## WHAT IS BEING ASKED
Check each line of the records below and collect those holding "B项正确".

## SUPPLIED RECORDS
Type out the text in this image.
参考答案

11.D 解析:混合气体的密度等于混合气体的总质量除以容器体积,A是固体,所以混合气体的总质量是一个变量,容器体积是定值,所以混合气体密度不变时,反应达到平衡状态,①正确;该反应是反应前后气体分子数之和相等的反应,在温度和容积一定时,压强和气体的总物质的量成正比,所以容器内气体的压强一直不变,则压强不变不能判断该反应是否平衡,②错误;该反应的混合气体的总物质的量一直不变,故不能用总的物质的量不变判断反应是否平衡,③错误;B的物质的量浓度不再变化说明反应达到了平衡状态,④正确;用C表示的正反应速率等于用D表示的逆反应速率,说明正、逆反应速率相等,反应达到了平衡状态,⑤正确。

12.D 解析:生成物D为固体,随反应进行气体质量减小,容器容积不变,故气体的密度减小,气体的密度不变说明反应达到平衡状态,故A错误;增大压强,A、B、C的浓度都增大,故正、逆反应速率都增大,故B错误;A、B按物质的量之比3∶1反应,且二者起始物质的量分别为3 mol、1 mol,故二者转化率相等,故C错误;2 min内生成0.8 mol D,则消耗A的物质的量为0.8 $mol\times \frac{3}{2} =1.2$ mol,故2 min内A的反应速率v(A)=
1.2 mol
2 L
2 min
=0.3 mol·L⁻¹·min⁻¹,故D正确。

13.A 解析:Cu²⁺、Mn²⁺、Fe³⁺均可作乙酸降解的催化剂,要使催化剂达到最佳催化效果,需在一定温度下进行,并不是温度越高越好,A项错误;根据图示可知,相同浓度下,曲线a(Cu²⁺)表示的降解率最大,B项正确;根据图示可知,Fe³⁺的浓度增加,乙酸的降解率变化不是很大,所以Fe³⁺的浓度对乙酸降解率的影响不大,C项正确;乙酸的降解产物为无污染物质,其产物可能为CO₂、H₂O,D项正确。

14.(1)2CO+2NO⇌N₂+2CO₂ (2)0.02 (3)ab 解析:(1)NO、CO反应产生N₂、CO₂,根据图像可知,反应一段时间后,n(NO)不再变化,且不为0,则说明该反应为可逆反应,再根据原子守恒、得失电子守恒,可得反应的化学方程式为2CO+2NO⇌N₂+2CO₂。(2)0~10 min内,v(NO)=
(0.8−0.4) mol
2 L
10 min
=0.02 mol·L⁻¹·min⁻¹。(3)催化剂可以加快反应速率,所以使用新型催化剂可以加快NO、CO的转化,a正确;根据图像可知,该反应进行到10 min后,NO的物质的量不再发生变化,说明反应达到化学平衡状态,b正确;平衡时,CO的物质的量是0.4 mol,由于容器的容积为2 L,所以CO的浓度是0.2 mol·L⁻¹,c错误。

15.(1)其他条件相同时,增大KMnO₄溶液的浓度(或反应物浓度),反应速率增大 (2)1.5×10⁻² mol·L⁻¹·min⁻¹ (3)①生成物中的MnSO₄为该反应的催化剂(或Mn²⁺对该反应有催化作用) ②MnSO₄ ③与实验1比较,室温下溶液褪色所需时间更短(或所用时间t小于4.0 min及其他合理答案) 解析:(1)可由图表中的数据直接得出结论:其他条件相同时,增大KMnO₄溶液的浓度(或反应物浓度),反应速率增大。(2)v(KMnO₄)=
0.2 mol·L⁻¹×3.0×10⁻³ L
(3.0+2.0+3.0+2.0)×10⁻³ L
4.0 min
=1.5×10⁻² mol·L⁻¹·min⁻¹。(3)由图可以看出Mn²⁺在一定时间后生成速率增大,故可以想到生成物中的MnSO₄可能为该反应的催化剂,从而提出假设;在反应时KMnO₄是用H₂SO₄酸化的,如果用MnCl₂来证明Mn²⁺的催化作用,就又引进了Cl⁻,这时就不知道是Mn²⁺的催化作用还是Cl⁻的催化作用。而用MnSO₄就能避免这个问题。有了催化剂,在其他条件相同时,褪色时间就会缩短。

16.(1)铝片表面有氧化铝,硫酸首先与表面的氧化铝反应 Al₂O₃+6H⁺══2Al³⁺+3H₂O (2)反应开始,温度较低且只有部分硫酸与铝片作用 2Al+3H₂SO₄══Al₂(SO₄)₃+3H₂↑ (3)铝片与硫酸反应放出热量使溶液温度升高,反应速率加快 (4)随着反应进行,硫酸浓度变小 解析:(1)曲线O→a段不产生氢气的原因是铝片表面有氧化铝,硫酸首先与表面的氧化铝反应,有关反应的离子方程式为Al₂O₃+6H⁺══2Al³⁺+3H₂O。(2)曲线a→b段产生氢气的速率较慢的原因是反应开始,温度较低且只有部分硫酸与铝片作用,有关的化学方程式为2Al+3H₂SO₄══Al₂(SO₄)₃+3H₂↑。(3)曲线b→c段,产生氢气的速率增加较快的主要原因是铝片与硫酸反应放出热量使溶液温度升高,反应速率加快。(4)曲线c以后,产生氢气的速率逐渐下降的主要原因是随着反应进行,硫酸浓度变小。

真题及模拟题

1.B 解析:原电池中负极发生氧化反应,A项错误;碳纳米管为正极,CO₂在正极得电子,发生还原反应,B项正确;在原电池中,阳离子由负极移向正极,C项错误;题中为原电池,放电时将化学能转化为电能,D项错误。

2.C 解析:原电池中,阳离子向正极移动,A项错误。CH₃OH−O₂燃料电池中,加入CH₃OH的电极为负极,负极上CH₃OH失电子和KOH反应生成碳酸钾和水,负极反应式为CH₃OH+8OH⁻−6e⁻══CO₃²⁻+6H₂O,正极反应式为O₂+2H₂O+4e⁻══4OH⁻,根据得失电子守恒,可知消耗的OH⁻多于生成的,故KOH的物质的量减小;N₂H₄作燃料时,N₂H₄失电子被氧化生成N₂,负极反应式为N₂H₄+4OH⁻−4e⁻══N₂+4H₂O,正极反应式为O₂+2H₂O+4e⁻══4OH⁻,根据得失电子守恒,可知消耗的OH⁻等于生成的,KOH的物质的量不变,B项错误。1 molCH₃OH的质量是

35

## TASK RESULT
13.A 解析:Cu²⁺、Mn²⁺、Fe³⁺均可作乙酸降解的催化剂,要使催化剂达到最佳催化效果,需在一定温度下进行,并不是温度越高越好,A项错误;根据图示可知,相同浓度下,曲线a(Cu²⁺)表示的降解率最大,B项正确;根据图示可知,Fe³⁺的浓度增加,乙酸的降解率变化不是很大,所以Fe³⁺的浓度对乙酸降解率的影响不大,C项正确;乙酸的降解产物为无污染物质,其产物可能为CO₂、H₂O,D项正确。
1.B 解析:原电池中负极发生氧化反应,A项错误;碳纳米管为正极,CO₂在正极得电子,发生还原反应,B项正确;在原电池中,阳离子由负极移向正极,C项错误;题中为原电池,放电时将化学能转化为电能,D项错误。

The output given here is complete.